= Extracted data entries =
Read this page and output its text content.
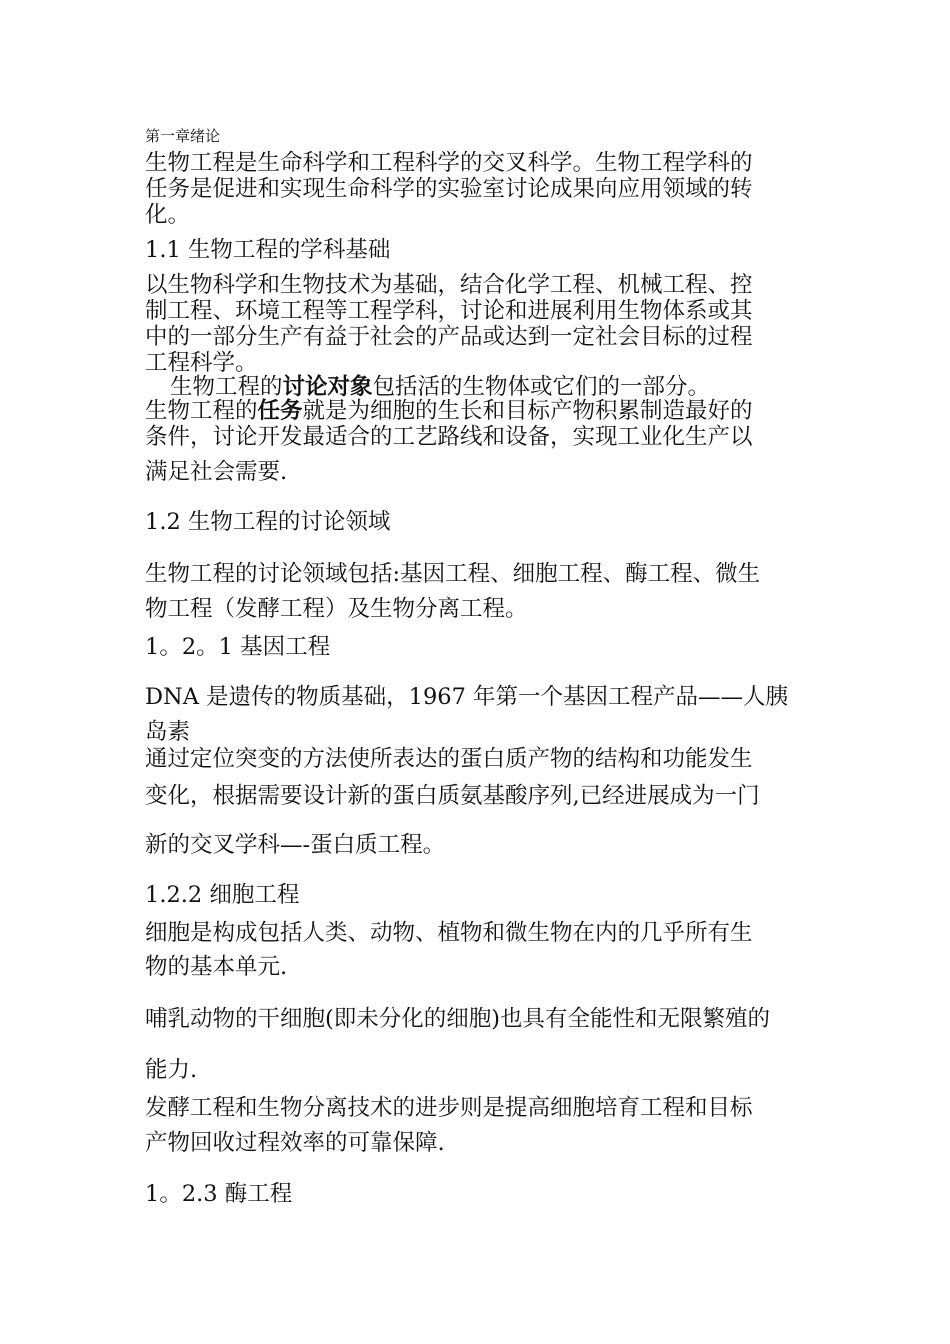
第一章绪论
生物工程是生命科学和工程科学的交叉科学。生物工程学科的
任务是促进和实现生命科学的实验室讨论成果向应用领域的转
化。
1.1 生物工程的学科基础
以生物科学和生物技术为基础，结合化学工程、机械工程、控
制工程、环境工程等工程学科，讨论和进展利用生物体系或其
中的一部分生产有益于社会的产品或达到一定社会目标的过程
工程科学。
生物工程的讨论对象包括活的生物体或它们的一部分。
生物工程的任务就是为细胞的生长和目标产物积累制造最好的
条件，讨论开发最适合的工艺路线和设备，实现工业化生产以
满足社会需要.
1.2 生物工程的讨论领域
生物工程的讨论领域包括:基因工程、细胞工程、酶工程、微生
物工程（发酵工程）及生物分离工程。
1。2。1 基因工程
DNA 是遗传的物质基础，1967 年第一个基因工程产品——人胰
岛素
通过定位突变的方法使所表达的蛋白质产物的结构和功能发生
变化，根据需要设计新的蛋白质氨基酸序列,已经进展成为一门
新的交叉学科—-蛋白质工程。
1.2.2 细胞工程
细胞是构成包括人类、动物、植物和微生物在内的几乎所有生
物的基本单元.
哺乳动物的干细胞(即未分化的细胞)也具有全能性和无限繁殖的
能力.
发酵工程和生物分离技术的进步则是提高细胞培育工程和目标
产物回收过程效率的可靠保障.
1。2.3 酶工程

= Challenge =
Transcribe the records above verbatim. Do not carry over any picture.

= Final result =
Read this page and output its text content.
第一章绪论
生物工程是生命科学和工程科学的交叉科学。生物工程学科的
任务是促进和实现生命科学的实验室讨论成果向应用领域的转
化。
1.1 生物工程的学科基础
以生物科学和生物技术为基础，结合化学工程、机械工程、控
制工程、环境工程等工程学科，讨论和进展利用生物体系或其
中的一部分生产有益于社会的产品或达到一定社会目标的过程
工程科学。
生物工程的讨论对象包括活的生物体或它们的一部分。
生物工程的任务就是为细胞的生长和目标产物积累制造最好的
条件，讨论开发最适合的工艺路线和设备，实现工业化生产以
满足社会需要.
1.2 生物工程的讨论领域
生物工程的讨论领域包括:基因工程、细胞工程、酶工程、微生
物工程（发酵工程）及生物分离工程。
1。2。1 基因工程
DNA 是遗传的物质基础，1967 年第一个基因工程产品——人胰
岛素
通过定位突变的方法使所表达的蛋白质产物的结构和功能发生
变化，根据需要设计新的蛋白质氨基酸序列,已经进展成为一门
新的交叉学科—-蛋白质工程。
1.2.2 细胞工程
细胞是构成包括人类、动物、植物和微生物在内的几乎所有生
物的基本单元.
哺乳动物的干细胞(即未分化的细胞)也具有全能性和无限繁殖的
能力.
发酵工程和生物分离技术的进步则是提高细胞培育工程和目标
产物回收过程效率的可靠保障.
1。2.3 酶工程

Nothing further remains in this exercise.